* begin *
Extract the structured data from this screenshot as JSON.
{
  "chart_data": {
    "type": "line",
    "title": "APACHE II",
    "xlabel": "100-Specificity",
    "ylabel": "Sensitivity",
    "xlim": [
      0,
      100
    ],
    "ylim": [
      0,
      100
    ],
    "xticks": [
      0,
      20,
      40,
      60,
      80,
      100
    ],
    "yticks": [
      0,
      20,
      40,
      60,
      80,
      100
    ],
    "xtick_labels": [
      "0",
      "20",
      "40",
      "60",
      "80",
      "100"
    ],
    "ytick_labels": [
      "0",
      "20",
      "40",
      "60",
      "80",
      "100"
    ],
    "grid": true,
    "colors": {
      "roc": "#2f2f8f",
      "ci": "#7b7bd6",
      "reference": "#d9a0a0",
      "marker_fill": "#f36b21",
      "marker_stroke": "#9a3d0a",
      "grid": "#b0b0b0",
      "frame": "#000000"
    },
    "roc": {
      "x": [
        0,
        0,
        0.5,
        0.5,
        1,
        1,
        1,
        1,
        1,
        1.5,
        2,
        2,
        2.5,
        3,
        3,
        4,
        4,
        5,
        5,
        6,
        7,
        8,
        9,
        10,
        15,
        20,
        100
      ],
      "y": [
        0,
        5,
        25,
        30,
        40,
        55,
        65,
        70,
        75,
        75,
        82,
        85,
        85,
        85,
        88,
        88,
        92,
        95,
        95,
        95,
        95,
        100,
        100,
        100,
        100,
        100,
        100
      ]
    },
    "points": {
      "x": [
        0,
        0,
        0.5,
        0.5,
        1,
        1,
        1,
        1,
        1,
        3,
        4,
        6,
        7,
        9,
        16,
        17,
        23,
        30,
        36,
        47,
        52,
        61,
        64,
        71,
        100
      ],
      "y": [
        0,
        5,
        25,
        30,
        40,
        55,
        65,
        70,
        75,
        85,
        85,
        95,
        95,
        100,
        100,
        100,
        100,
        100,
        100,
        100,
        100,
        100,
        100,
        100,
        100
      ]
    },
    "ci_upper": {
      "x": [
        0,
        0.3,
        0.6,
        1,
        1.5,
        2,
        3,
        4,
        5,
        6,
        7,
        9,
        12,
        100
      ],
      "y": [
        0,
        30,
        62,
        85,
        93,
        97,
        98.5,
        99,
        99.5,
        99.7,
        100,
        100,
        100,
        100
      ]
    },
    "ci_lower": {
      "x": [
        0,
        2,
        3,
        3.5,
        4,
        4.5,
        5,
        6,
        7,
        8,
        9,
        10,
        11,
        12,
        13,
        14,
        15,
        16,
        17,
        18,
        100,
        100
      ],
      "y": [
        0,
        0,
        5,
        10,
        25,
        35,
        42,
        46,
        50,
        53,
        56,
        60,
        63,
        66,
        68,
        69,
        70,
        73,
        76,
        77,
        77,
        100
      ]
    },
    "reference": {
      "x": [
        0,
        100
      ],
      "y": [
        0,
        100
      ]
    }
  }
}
* end *
[YOUR OBJECTIVE]
What do the records say? Quote them all exactly.

[PROBLEM SOLUTION]
Extract the structured data from this screenshot as JSON.
{
  "chart_data": {
    "type": "line",
    "title": "APACHE II",
    "xlabel": "100-Specificity",
    "ylabel": "Sensitivity",
    "xlim": [
      0,
      100
    ],
    "ylim": [
      0,
      100
    ],
    "xticks": [
      0,
      20,
      40,
      60,
      80,
      100
    ],
    "yticks": [
      0,
      20,
      40,
      60,
      80,
      100
    ],
    "xtick_labels": [
      "0",
      "20",
      "40",
      "60",
      "80",
      "100"
    ],
    "ytick_labels": [
      "0",
      "20",
      "40",
      "60",
      "80",
      "100"
    ],
    "grid": true,
    "colors": {
      "roc": "#2f2f8f",
      "ci": "#7b7bd6",
      "reference": "#d9a0a0",
      "marker_fill": "#f36b21",
      "marker_stroke": "#9a3d0a",
      "grid": "#b0b0b0",
      "frame": "#000000"
    },
    "roc": {
      "x": [
        0,
        0,
        0.5,
        0.5,
        1,
        1,
        1,
        1,
        1,
        1.5,
        2,
        2,
        2.5,
        3,
        3,
        4,
        4,
        5,
        5,
        6,
        7,
        8,
        9,
        10,
        15,
        20,
        100
      ],
      "y": [
        0,
        5,
        25,
        30,
        40,
        55,
        65,
        70,
        75,
        75,
        82,
        85,
        85,
        85,
        88,
        88,
        92,
        95,
        95,
        95,
        95,
        100,
        100,
        100,
        100,
        100,
        100
      ]
    },
    "points": {
      "x": [
        0,
        0,
        0.5,
        0.5,
        1,
        1,
        1,
        1,
        1,
        3,
        4,
        6,
        7,
        9,
        16,
        17,
        23,
        30,
        36,
        47,
        52,
        61,
        64,
        71,
        100
      ],
      "y": [
        0,
        5,
        25,
        30,
        40,
        55,
        65,
        70,
        75,
        85,
        85,
        95,
        95,
        100,
        100,
        100,
        100,
        100,
        100,
        100,
        100,
        100,
        100,
        100,
        100
      ]
    },
    "ci_upper": {
      "x": [
        0,
        0.3,
        0.6,
        1,
        1.5,
        2,
        3,
        4,
        5,
        6,
        7,
        9,
        12,
        100
      ],
      "y": [
        0,
        30,
        62,
        85,
        93,
        97,
        98.5,
        99,
        99.5,
        99.7,
        100,
        100,
        100,
        100
      ]
    },
    "ci_lower": {
      "x": [
        0,
        2,
        3,
        3.5,
        4,
        4.5,
        5,
        6,
        7,
        8,
        9,
        10,
        11,
        12,
        13,
        14,
        15,
        16,
        17,
        18,
        100,
        100
      ],
      "y": [
        0,
        0,
        5,
        10,
        25,
        35,
        42,
        46,
        50,
        53,
        56,
        60,
        63,
        66,
        68,
        69,
        70,
        73,
        76,
        77,
        77,
        100
      ]
    },
    "reference": {
      "x": [
        0,
        100
      ],
      "y": [
        0,
        100
      ]
    }
  }
}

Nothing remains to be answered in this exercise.